BEGIN Provided data

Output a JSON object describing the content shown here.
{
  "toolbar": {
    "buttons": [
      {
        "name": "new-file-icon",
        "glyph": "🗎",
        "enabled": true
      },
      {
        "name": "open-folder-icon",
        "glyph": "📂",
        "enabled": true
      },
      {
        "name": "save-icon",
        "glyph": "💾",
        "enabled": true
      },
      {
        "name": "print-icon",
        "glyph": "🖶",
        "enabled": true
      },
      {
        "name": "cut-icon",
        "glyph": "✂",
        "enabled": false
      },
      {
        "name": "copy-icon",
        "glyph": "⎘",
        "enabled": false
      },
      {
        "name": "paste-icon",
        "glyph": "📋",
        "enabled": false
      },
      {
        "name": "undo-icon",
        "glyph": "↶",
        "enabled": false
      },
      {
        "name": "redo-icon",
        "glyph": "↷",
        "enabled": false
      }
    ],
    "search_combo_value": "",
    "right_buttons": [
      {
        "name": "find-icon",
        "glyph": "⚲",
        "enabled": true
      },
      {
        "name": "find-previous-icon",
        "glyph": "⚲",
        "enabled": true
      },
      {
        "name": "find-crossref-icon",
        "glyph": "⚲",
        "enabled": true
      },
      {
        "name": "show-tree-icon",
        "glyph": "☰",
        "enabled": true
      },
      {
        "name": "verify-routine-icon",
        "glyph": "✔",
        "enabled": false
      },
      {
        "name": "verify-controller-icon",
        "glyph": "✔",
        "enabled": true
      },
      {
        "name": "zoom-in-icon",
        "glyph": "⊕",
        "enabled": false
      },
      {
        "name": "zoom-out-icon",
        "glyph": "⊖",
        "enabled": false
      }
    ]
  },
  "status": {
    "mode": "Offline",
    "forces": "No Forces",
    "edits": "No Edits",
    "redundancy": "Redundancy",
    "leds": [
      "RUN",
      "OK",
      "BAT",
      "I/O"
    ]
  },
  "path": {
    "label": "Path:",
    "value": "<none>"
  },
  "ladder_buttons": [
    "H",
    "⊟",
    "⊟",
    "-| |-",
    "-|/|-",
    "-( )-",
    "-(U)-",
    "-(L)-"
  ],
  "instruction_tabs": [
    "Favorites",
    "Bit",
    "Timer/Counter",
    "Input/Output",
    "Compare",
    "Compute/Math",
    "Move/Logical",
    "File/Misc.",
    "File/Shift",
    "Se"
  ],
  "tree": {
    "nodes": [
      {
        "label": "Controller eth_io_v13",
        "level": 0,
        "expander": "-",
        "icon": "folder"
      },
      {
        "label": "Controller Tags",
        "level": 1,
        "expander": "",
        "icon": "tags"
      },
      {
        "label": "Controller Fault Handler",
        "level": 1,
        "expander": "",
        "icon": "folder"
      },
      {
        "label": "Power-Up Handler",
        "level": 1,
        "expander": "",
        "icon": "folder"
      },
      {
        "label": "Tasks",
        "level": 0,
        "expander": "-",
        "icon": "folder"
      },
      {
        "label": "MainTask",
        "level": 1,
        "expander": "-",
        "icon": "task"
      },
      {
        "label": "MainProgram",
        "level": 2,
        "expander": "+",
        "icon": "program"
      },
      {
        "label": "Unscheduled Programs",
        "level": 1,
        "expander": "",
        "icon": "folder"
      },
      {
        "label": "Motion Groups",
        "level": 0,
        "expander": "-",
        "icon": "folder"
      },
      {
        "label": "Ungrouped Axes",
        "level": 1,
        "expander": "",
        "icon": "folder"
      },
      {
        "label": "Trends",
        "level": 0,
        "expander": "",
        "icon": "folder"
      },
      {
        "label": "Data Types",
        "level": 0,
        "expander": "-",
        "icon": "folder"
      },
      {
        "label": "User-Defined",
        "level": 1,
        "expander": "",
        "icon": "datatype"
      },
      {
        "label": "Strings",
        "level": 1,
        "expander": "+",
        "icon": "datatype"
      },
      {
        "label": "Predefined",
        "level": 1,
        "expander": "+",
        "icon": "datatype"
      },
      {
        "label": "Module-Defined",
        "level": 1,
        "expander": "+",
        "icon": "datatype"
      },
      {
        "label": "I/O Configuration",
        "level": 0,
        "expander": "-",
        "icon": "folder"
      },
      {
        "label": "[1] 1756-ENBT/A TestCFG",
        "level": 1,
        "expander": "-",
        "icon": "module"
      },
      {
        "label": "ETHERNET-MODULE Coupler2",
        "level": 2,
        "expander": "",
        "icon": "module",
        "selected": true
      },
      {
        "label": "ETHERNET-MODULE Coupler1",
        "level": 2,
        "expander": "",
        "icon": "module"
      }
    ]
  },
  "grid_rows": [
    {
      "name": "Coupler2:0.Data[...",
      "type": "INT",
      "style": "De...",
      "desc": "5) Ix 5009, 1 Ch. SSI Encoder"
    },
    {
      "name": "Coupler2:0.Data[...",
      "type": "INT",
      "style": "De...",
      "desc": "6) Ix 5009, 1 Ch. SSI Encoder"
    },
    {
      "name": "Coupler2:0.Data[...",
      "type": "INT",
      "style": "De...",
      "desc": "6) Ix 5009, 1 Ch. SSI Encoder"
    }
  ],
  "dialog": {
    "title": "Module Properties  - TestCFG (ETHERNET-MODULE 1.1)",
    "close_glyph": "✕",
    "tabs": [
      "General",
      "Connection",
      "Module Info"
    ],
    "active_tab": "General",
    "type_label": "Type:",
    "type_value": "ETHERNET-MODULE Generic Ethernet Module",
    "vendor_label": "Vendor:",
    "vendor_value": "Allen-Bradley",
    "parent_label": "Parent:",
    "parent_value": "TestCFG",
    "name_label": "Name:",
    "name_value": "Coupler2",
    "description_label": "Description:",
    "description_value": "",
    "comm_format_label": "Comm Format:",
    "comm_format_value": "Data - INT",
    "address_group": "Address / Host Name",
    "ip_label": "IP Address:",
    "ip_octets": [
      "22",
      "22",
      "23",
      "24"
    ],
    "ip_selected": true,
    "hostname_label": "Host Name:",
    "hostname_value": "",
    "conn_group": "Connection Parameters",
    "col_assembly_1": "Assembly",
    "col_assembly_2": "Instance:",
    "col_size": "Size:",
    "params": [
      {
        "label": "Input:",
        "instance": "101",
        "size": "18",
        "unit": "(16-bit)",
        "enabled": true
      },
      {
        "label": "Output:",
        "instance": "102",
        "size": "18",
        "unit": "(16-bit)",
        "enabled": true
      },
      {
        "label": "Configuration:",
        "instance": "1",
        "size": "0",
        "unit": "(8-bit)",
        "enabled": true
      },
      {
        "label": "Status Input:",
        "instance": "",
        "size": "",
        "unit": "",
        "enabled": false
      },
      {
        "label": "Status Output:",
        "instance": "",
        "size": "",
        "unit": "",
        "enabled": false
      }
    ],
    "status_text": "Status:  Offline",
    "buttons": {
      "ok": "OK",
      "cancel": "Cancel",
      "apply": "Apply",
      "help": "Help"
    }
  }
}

END Provided data

• To do: Repeat the data in its entirety, character for character.

• The result:
Output a JSON object describing the content shown here.
{
  "toolbar": {
    "buttons": [
      {
        "name": "new-file-icon",
        "glyph": "🗎",
        "enabled": true
      },
      {
        "name": "open-folder-icon",
        "glyph": "📂",
        "enabled": true
      },
      {
        "name": "save-icon",
        "glyph": "💾",
        "enabled": true
      },
      {
        "name": "print-icon",
        "glyph": "🖶",
        "enabled": true
      },
      {
        "name": "cut-icon",
        "glyph": "✂",
        "enabled": false
      },
      {
        "name": "copy-icon",
        "glyph": "⎘",
        "enabled": false
      },
      {
        "name": "paste-icon",
        "glyph": "📋",
        "enabled": false
      },
      {
        "name": "undo-icon",
        "glyph": "↶",
        "enabled": false
      },
      {
        "name": "redo-icon",
        "glyph": "↷",
        "enabled": false
      }
    ],
    "search_combo_value": "",
    "right_buttons": [
      {
        "name": "find-icon",
        "glyph": "⚲",
        "enabled": true
      },
      {
        "name": "find-previous-icon",
        "glyph": "⚲",
        "enabled": true
      },
      {
        "name": "find-crossref-icon",
        "glyph": "⚲",
        "enabled": true
      },
      {
        "name": "show-tree-icon",
        "glyph": "☰",
        "enabled": true
      },
      {
        "name": "verify-routine-icon",
        "glyph": "✔",
        "enabled": false
      },
      {
        "name": "verify-controller-icon",
        "glyph": "✔",
        "enabled": true
      },
      {
        "name": "zoom-in-icon",
        "glyph": "⊕",
        "enabled": false
      },
      {
        "name": "zoom-out-icon",
        "glyph": "⊖",
        "enabled": false
      }
    ]
  },
  "status": {
    "mode": "Offline",
    "forces": "No Forces",
    "edits": "No Edits",
    "redundancy": "Redundancy",
    "leds": [
      "RUN",
      "OK",
      "BAT",
      "I/O"
    ]
  },
  "path": {
    "label": "Path:",
    "value": "<none>"
  },
  "ladder_buttons": [
    "H",
    "⊟",
    "⊟",
    "-| |-",
    "-|/|-",
    "-( )-",
    "-(U)-",
    "-(L)-"
  ],
  "instruction_tabs": [
    "Favorites",
    "Bit",
    "Timer/Counter",
    "Input/Output",
    "Compare",
    "Compute/Math",
    "Move/Logical",
    "File/Misc.",
    "File/Shift",
    "Se"
  ],
  "tree": {
    "nodes": [
      {
        "label": "Controller eth_io_v13",
        "level": 0,
        "expander": "-",
        "icon": "folder"
      },
      {
        "label": "Controller Tags",
        "level": 1,
        "expander": "",
        "icon": "tags"
      },
      {
        "label": "Controller Fault Handler",
        "level": 1,
        "expander": "",
        "icon": "folder"
      },
      {
        "label": "Power-Up Handler",
        "level": 1,
        "expander": "",
        "icon": "folder"
      },
      {
        "label": "Tasks",
        "level": 0,
        "expander": "-",
        "icon": "folder"
      },
      {
        "label": "MainTask",
        "level": 1,
        "expander": "-",
        "icon": "task"
      },
      {
        "label": "MainProgram",
        "level": 2,
        "expander": "+",
        "icon": "program"
      },
      {
        "label": "Unscheduled Programs",
        "level": 1,
        "expander": "",
        "icon": "folder"
      },
      {
        "label": "Motion Groups",
        "level": 0,
        "expander": "-",
        "icon": "folder"
      },
      {
        "label": "Ungrouped Axes",
        "level": 1,
        "expander": "",
        "icon": "folder"
      },
      {
        "label": "Trends",
        "level": 0,
        "expander": "",
        "icon": "folder"
      },
      {
        "label": "Data Types",
        "level": 0,
        "expander": "-",
        "icon": "folder"
      },
      {
        "label": "User-Defined",
        "level": 1,
        "expander": "",
        "icon": "datatype"
      },
      {
        "label": "Strings",
        "level": 1,
        "expander": "+",
        "icon": "datatype"
      },
      {
        "label": "Predefined",
        "level": 1,
        "expander": "+",
        "icon": "datatype"
      },
      {
        "label": "Module-Defined",
        "level": 1,
        "expander": "+",
        "icon": "datatype"
      },
      {
        "label": "I/O Configuration",
        "level": 0,
        "expander": "-",
        "icon": "folder"
      },
      {
        "label": "[1] 1756-ENBT/A TestCFG",
        "level": 1,
        "expander": "-",
        "icon": "module"
      },
      {
        "label": "ETHERNET-MODULE Coupler2",
        "level": 2,
        "expander": "",
        "icon": "module",
        "selected": true
      },
      {
        "label": "ETHERNET-MODULE Coupler1",
        "level": 2,
        "expander": "",
        "icon": "module"
      }
    ]
  },
  "grid_rows": [
    {
      "name": "Coupler2:0.Data[...",
      "type": "INT",
      "style": "De...",
      "desc": "5) Ix 5009, 1 Ch. SSI Encoder"
    },
    {
      "name": "Coupler2:0.Data[...",
      "type": "INT",
      "style": "De...",
      "desc": "6) Ix 5009, 1 Ch. SSI Encoder"
    },
    {
      "name": "Coupler2:0.Data[...",
      "type": "INT",
      "style": "De...",
      "desc": "6) Ix 5009, 1 Ch. SSI Encoder"
    }
  ],
  "dialog": {
    "title": "Module Properties  - TestCFG (ETHERNET-MODULE 1.1)",
    "close_glyph": "✕",
    "tabs": [
      "General",
      "Connection",
      "Module Info"
    ],
    "active_tab": "General",
    "type_label": "Type:",
    "type_value": "ETHERNET-MODULE Generic Ethernet Module",
    "vendor_label": "Vendor:",
    "vendor_value": "Allen-Bradley",
    "parent_label": "Parent:",
    "parent_value": "TestCFG",
    "name_label": "Name:",
    "name_value": "Coupler2",
    "description_label": "Description:",
    "description_value": "",
    "comm_format_label": "Comm Format:",
    "comm_format_value": "Data - INT",
    "address_group": "Address / Host Name",
    "ip_label": "IP Address:",
    "ip_octets": [
      "22",
      "22",
      "23",
      "24"
    ],
    "ip_selected": true,
    "hostname_label": "Host Name:",
    "hostname_value": "",
    "conn_group": "Connection Parameters",
    "col_assembly_1": "Assembly",
    "col_assembly_2": "Instance:",
    "col_size": "Size:",
    "params": [
      {
        "label": "Input:",
        "instance": "101",
        "size": "18",
        "unit": "(16-bit)",
        "enabled": true
      },
      {
        "label": "Output:",
        "instance": "102",
        "size": "18",
        "unit": "(16-bit)",
        "enabled": true
      },
      {
        "label": "Configuration:",
        "instance": "1",
        "size": "0",
        "unit": "(8-bit)",
        "enabled": true
      },
      {
        "label": "Status Input:",
        "instance": "",
        "size": "",
        "unit": "",
        "enabled": false
      },
      {
        "label": "Status Output:",
        "instance": "",
        "size": "",
        "unit": "",
        "enabled": false
      }
    ],
    "status_text": "Status:  Offline",
    "buttons": {
      "ok": "OK",
      "cancel": "Cancel",
      "apply": "Apply",
      "help": "Help"
    }
  }
}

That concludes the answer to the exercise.